- [THE TASK]
Repeat each record exactly as written, and drop any images.

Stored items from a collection
*-*-*

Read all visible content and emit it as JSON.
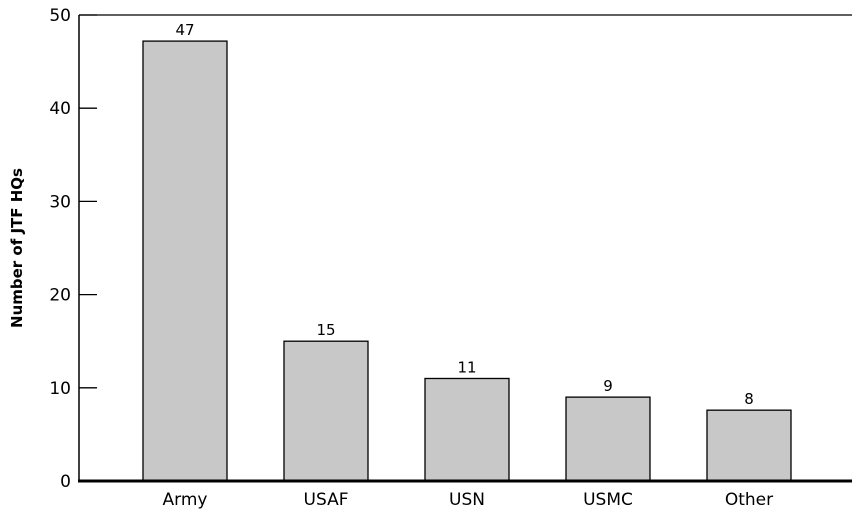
{
  "chart_data": {
    "type": "bar",
    "title": "",
    "xlabel": "",
    "ylabel": "Number of JTF HQs",
    "categories": [
      "Army",
      "USAF",
      "USN",
      "USMC",
      "Other"
    ],
    "values": [
      47,
      15,
      11,
      9,
      8
    ],
    "display_heights": [
      47.2,
      15,
      11,
      9,
      7.6
    ],
    "data_labels": [
      "47",
      "15",
      "11",
      "9",
      "8"
    ],
    "ylim": [
      0,
      50
    ],
    "yticks": [
      0,
      10,
      20,
      30,
      40,
      50
    ],
    "ytick_labels": [
      "0",
      "10",
      "20",
      "30",
      "40",
      "50"
    ],
    "grid": false,
    "legend": "none",
    "colors": {
      "bar_fill": "#c8c8c8",
      "bar_stroke": "#000000",
      "axis": "#000000"
    }
  }
}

*-*-*

- [SOLUTION BELOW]
Read all visible content and emit it as JSON.
{
  "chart_data": {
    "type": "bar",
    "title": "",
    "xlabel": "",
    "ylabel": "Number of JTF HQs",
    "categories": [
      "Army",
      "USAF",
      "USN",
      "USMC",
      "Other"
    ],
    "values": [
      47,
      15,
      11,
      9,
      8
    ],
    "display_heights": [
      47.2,
      15,
      11,
      9,
      7.6
    ],
    "data_labels": [
      "47",
      "15",
      "11",
      "9",
      "8"
    ],
    "ylim": [
      0,
      50
    ],
    "yticks": [
      0,
      10,
      20,
      30,
      40,
      50
    ],
    "ytick_labels": [
      "0",
      "10",
      "20",
      "30",
      "40",
      "50"
    ],
    "grid": false,
    "legend": "none",
    "colors": {
      "bar_fill": "#c8c8c8",
      "bar_stroke": "#000000",
      "axis": "#000000"
    }
  }
}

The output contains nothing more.